◆ **TASK**
From the records below, please print only the lines from the one containing "Enumerate this screenshot's" through the one containing "What data populates", both included. Skip the pictures.

◆ **DATASET RECORDS**
-.-.-

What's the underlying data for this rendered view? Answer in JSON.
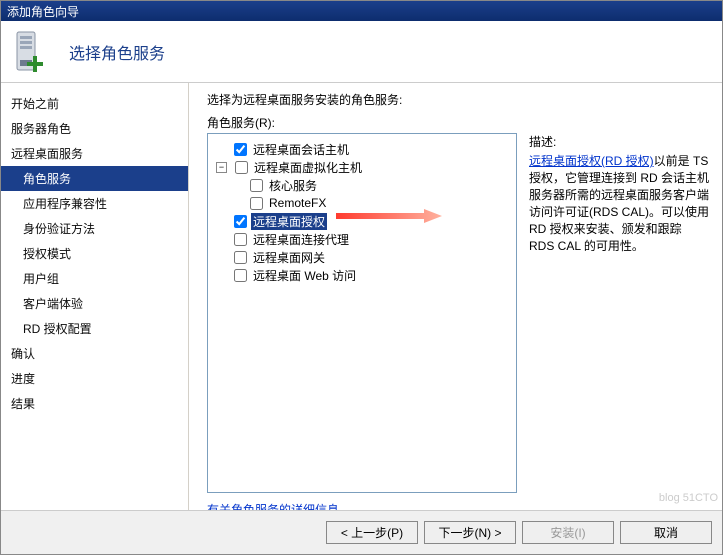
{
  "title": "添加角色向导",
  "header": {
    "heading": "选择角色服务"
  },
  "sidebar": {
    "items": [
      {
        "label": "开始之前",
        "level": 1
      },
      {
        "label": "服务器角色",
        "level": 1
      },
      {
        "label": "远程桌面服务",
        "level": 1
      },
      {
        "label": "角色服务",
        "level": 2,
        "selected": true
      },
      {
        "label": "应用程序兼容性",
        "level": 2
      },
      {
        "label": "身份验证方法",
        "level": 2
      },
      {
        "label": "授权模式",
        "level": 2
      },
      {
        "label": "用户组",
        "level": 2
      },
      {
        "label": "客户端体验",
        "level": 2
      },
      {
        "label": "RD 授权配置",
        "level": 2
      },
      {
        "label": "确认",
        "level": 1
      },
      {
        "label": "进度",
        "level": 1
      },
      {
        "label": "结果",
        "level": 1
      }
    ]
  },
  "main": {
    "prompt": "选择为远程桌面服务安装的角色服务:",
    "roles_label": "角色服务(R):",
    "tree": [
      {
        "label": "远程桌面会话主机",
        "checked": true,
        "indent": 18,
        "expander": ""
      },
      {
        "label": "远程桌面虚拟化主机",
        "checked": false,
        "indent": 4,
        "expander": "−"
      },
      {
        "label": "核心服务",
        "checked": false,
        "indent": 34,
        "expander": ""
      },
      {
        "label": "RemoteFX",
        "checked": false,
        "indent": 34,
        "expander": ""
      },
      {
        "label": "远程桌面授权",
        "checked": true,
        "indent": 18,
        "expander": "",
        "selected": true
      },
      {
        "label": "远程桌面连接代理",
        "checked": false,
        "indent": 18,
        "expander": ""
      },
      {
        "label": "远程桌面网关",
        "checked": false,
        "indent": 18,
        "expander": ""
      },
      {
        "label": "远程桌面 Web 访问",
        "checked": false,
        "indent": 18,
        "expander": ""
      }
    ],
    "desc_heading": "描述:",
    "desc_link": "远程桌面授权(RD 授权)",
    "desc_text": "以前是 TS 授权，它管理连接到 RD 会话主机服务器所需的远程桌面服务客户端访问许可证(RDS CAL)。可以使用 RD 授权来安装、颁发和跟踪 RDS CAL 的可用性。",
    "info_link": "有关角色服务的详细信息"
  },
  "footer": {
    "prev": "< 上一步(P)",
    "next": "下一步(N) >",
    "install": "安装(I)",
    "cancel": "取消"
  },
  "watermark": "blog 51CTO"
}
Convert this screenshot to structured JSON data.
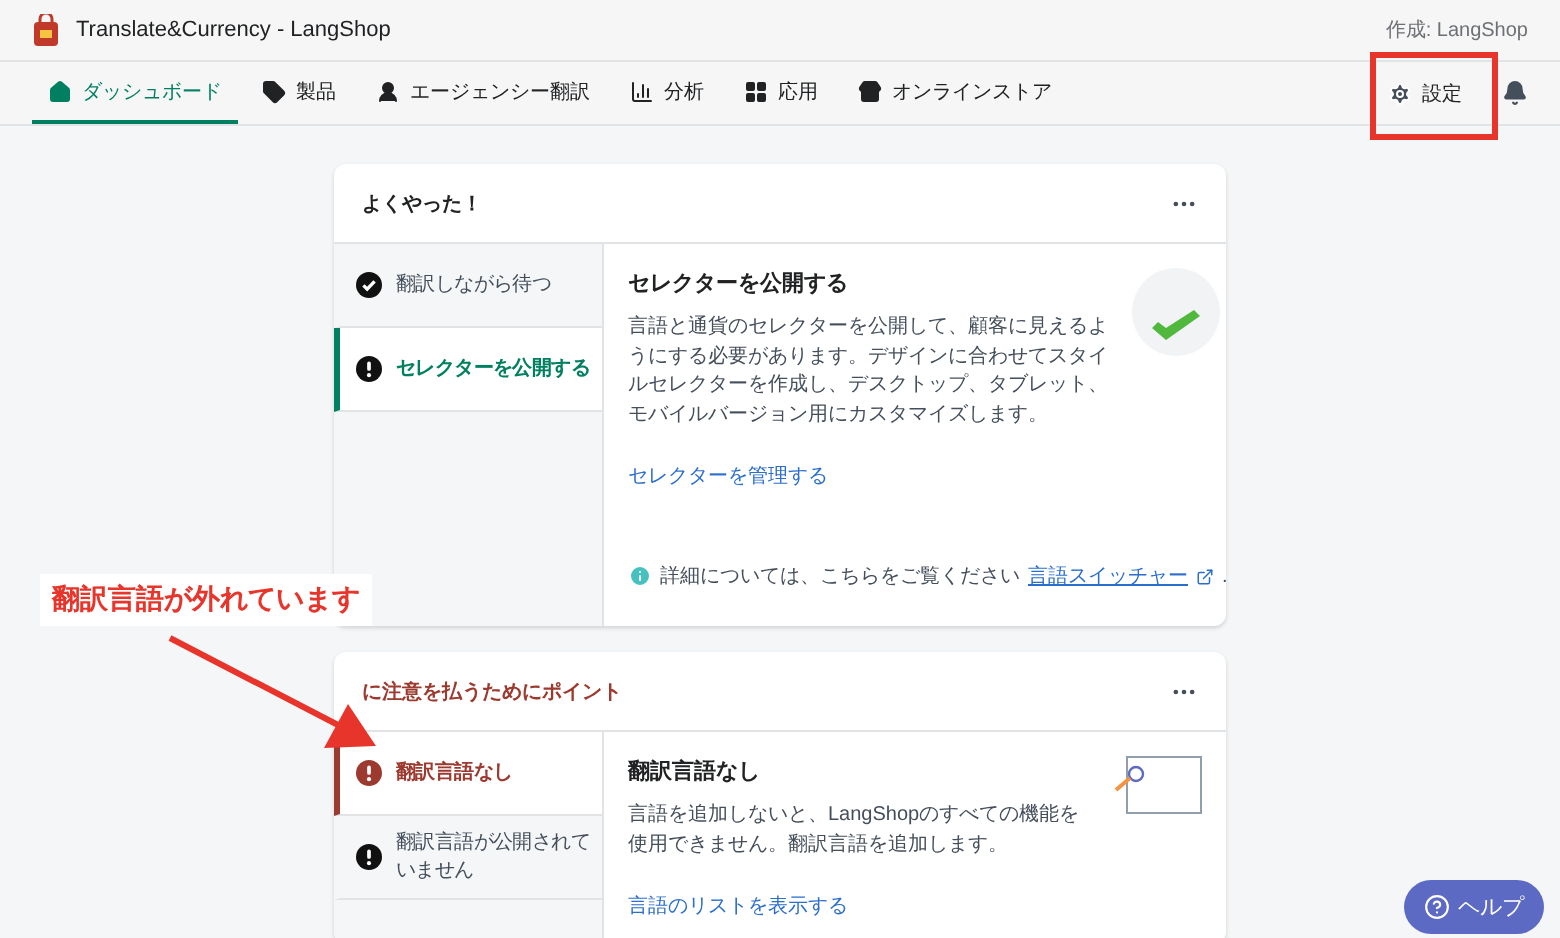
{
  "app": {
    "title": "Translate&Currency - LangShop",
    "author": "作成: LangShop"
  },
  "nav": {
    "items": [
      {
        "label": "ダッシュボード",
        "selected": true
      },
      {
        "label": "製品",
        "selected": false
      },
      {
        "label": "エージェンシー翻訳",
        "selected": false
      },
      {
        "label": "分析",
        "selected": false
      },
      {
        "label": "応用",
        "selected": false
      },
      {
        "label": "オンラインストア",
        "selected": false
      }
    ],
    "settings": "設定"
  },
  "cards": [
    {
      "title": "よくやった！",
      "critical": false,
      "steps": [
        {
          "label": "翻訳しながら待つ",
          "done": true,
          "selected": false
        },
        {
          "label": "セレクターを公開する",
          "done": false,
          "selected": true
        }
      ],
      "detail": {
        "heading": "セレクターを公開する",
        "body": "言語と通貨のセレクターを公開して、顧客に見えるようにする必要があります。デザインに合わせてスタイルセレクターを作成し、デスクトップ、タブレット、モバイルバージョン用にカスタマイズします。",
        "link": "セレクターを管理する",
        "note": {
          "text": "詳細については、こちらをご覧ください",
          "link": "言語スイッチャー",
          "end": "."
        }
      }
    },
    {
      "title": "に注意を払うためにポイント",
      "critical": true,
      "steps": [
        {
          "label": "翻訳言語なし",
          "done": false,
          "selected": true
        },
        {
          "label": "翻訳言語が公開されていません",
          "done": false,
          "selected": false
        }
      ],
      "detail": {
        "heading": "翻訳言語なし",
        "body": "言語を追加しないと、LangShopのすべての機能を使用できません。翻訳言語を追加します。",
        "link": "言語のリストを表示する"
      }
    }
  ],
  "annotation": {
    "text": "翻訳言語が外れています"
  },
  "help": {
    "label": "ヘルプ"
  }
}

-.-.-

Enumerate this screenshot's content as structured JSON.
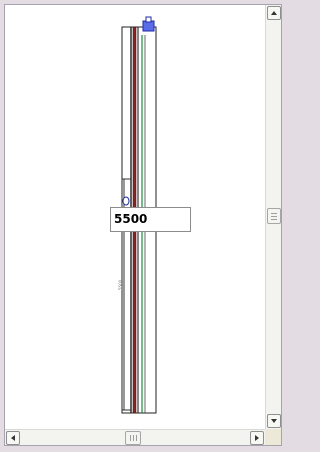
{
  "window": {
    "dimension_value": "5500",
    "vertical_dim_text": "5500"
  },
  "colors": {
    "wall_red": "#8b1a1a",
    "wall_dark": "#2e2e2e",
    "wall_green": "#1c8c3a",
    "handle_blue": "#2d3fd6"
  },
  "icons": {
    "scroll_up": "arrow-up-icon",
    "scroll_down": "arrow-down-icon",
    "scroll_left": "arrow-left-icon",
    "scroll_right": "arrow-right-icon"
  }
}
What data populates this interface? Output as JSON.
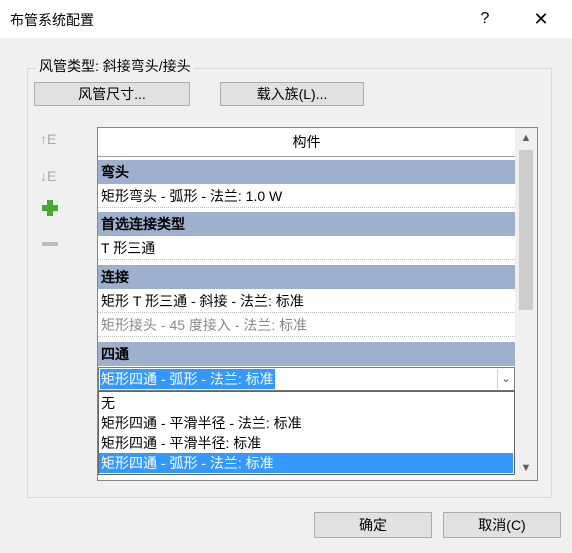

-.-.-

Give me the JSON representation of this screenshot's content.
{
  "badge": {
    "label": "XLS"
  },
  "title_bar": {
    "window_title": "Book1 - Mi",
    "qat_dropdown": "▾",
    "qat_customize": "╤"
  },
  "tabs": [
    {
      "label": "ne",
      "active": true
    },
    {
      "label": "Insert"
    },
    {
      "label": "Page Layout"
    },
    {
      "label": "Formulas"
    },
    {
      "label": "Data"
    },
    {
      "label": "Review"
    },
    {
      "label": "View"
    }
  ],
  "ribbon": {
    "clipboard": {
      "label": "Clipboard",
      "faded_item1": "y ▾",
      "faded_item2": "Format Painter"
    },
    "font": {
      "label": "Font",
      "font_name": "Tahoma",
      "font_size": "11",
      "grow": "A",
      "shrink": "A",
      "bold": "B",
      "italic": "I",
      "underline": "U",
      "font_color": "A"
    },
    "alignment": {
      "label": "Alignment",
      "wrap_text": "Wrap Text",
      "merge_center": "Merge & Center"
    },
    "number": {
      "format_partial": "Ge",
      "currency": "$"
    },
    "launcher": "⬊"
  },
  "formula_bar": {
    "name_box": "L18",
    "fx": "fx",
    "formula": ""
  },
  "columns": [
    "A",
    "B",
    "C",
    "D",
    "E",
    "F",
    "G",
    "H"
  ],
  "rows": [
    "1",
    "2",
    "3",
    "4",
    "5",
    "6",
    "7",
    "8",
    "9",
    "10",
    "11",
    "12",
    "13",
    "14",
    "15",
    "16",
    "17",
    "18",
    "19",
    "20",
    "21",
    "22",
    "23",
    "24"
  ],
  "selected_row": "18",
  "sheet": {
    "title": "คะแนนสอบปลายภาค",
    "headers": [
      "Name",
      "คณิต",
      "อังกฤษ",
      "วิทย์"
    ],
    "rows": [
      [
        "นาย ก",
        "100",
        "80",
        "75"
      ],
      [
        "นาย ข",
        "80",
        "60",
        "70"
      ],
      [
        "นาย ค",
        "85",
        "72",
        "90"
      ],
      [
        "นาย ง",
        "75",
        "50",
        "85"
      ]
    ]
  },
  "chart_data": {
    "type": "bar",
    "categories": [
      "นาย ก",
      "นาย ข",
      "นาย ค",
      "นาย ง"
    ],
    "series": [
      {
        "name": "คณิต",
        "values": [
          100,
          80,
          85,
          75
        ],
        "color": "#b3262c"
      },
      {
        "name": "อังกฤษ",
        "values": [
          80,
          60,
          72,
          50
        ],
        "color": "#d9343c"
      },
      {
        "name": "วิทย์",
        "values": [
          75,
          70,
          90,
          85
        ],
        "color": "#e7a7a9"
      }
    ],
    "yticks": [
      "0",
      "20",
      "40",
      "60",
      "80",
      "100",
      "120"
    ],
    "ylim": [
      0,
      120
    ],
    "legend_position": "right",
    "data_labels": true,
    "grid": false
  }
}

-.-.-

◆ **WRITTEN SOLUTION**
Enumerate this screenshot's content as structured JSON.
{
  "window": {
    "dimension_value": "5500",
    "vertical_dim_text": "5500"
  },
  "colors": {
    "wall_red": "#8b1a1a",
    "wall_dark": "#2e2e2e",
    "wall_green": "#1c8c3a",
    "handle_blue": "#2d3fd6"
  },
  "icons": {
    "scroll_up": "arrow-up-icon",
    "scroll_down": "arrow-down-icon",
    "scroll_left": "arrow-left-icon",
    "scroll_right": "arrow-right-icon"
  }
}
What data populates this interface? Output as JSON.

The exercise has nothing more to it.